Saved data entries:
/---

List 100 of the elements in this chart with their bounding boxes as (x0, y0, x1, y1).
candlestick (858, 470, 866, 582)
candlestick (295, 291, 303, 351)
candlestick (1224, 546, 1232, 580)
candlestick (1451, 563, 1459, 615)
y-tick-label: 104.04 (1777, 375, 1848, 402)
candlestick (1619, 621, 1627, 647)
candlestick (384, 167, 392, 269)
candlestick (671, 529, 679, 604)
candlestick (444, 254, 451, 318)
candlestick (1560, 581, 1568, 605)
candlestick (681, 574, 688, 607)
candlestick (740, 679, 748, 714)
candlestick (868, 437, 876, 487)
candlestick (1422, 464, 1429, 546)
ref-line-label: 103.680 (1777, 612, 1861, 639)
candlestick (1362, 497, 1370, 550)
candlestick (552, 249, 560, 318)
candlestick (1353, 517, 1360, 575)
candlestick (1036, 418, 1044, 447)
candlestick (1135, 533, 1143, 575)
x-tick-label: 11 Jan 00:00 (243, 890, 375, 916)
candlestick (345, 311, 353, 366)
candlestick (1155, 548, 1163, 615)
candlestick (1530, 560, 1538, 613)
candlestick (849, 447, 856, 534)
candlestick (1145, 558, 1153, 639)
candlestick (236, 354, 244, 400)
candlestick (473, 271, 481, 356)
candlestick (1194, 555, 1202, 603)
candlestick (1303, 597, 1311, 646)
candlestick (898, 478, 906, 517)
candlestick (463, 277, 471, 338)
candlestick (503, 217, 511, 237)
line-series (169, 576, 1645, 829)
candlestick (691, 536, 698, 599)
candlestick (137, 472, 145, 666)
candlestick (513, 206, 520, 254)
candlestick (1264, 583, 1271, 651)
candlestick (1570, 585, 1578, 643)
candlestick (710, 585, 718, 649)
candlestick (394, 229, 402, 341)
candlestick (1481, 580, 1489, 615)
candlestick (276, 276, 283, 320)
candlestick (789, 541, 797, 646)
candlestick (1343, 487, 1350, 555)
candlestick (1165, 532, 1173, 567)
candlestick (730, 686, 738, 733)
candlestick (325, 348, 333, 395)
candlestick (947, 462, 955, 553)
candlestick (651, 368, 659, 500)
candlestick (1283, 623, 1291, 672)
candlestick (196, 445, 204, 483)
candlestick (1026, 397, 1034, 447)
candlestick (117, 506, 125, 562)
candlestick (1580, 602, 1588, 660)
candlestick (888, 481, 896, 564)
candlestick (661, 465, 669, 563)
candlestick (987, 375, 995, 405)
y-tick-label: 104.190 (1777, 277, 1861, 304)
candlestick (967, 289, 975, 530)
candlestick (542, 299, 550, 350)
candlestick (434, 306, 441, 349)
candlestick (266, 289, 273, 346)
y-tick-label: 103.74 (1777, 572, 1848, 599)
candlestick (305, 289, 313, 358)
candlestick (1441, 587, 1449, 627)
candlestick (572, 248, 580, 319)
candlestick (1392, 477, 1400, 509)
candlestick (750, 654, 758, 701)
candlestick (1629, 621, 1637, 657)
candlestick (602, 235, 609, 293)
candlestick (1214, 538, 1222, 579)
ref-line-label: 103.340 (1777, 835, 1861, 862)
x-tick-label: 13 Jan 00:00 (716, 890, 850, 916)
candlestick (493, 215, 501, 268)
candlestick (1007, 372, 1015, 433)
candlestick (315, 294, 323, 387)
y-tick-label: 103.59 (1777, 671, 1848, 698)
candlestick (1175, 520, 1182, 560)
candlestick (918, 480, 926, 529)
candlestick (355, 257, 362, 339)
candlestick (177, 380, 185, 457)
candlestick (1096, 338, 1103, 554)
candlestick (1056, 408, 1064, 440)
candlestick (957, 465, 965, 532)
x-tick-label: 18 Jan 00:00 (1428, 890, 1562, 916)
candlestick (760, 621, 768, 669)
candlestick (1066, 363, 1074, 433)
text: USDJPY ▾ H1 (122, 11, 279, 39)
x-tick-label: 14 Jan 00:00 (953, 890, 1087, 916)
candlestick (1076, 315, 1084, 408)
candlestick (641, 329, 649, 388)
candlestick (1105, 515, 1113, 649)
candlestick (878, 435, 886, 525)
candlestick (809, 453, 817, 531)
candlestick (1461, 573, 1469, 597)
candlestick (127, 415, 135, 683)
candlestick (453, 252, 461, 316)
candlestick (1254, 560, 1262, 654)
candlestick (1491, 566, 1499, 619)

\---

TASK PROMPT. Write out every one of the lines above without changing anything.

SOLUTION TO THE PROBLEM.
List 100 of the elements in this chart with their bounding boxes as (x0, y0, x1, y1).
candlestick (858, 470, 866, 582)
candlestick (295, 291, 303, 351)
candlestick (1224, 546, 1232, 580)
candlestick (1451, 563, 1459, 615)
y-tick-label: 104.04 (1777, 375, 1848, 402)
candlestick (1619, 621, 1627, 647)
candlestick (384, 167, 392, 269)
candlestick (671, 529, 679, 604)
candlestick (444, 254, 451, 318)
candlestick (1560, 581, 1568, 605)
candlestick (681, 574, 688, 607)
candlestick (740, 679, 748, 714)
candlestick (868, 437, 876, 487)
candlestick (1422, 464, 1429, 546)
ref-line-label: 103.680 (1777, 612, 1861, 639)
candlestick (1362, 497, 1370, 550)
candlestick (552, 249, 560, 318)
candlestick (1353, 517, 1360, 575)
candlestick (1036, 418, 1044, 447)
candlestick (1135, 533, 1143, 575)
x-tick-label: 11 Jan 00:00 (243, 890, 375, 916)
candlestick (345, 311, 353, 366)
candlestick (1155, 548, 1163, 615)
candlestick (1530, 560, 1538, 613)
candlestick (849, 447, 856, 534)
candlestick (1145, 558, 1153, 639)
candlestick (236, 354, 244, 400)
candlestick (473, 271, 481, 356)
candlestick (1194, 555, 1202, 603)
candlestick (1303, 597, 1311, 646)
candlestick (898, 478, 906, 517)
candlestick (463, 277, 471, 338)
candlestick (503, 217, 511, 237)
line-series (169, 576, 1645, 829)
candlestick (691, 536, 698, 599)
candlestick (137, 472, 145, 666)
candlestick (513, 206, 520, 254)
candlestick (1264, 583, 1271, 651)
candlestick (1570, 585, 1578, 643)
candlestick (710, 585, 718, 649)
candlestick (394, 229, 402, 341)
candlestick (1481, 580, 1489, 615)
candlestick (276, 276, 283, 320)
candlestick (789, 541, 797, 646)
candlestick (1343, 487, 1350, 555)
candlestick (1165, 532, 1173, 567)
candlestick (730, 686, 738, 733)
candlestick (325, 348, 333, 395)
candlestick (947, 462, 955, 553)
candlestick (651, 368, 659, 500)
candlestick (1283, 623, 1291, 672)
candlestick (196, 445, 204, 483)
candlestick (1026, 397, 1034, 447)
candlestick (117, 506, 125, 562)
candlestick (1580, 602, 1588, 660)
candlestick (888, 481, 896, 564)
candlestick (661, 465, 669, 563)
candlestick (987, 375, 995, 405)
y-tick-label: 104.190 (1777, 277, 1861, 304)
candlestick (967, 289, 975, 530)
candlestick (542, 299, 550, 350)
candlestick (434, 306, 441, 349)
candlestick (266, 289, 273, 346)
y-tick-label: 103.74 (1777, 572, 1848, 599)
candlestick (305, 289, 313, 358)
candlestick (1441, 587, 1449, 627)
candlestick (572, 248, 580, 319)
candlestick (1392, 477, 1400, 509)
candlestick (750, 654, 758, 701)
candlestick (1629, 621, 1637, 657)
candlestick (602, 235, 609, 293)
candlestick (1214, 538, 1222, 579)
ref-line-label: 103.340 (1777, 835, 1861, 862)
x-tick-label: 13 Jan 00:00 (716, 890, 850, 916)
candlestick (493, 215, 501, 268)
candlestick (1007, 372, 1015, 433)
candlestick (315, 294, 323, 387)
y-tick-label: 103.59 (1777, 671, 1848, 698)
candlestick (1175, 520, 1182, 560)
candlestick (918, 480, 926, 529)
candlestick (355, 257, 362, 339)
candlestick (177, 380, 185, 457)
candlestick (1096, 338, 1103, 554)
candlestick (1056, 408, 1064, 440)
candlestick (957, 465, 965, 532)
x-tick-label: 18 Jan 00:00 (1428, 890, 1562, 916)
candlestick (760, 621, 768, 669)
candlestick (1066, 363, 1074, 433)
text: USDJPY ▾ H1 (122, 11, 279, 39)
x-tick-label: 14 Jan 00:00 (953, 890, 1087, 916)
candlestick (1076, 315, 1084, 408)
candlestick (641, 329, 649, 388)
candlestick (1105, 515, 1113, 649)
candlestick (878, 435, 886, 525)
candlestick (809, 453, 817, 531)
candlestick (1461, 573, 1469, 597)
candlestick (127, 415, 135, 683)
candlestick (453, 252, 461, 316)
candlestick (1254, 560, 1262, 654)
candlestick (1491, 566, 1499, 619)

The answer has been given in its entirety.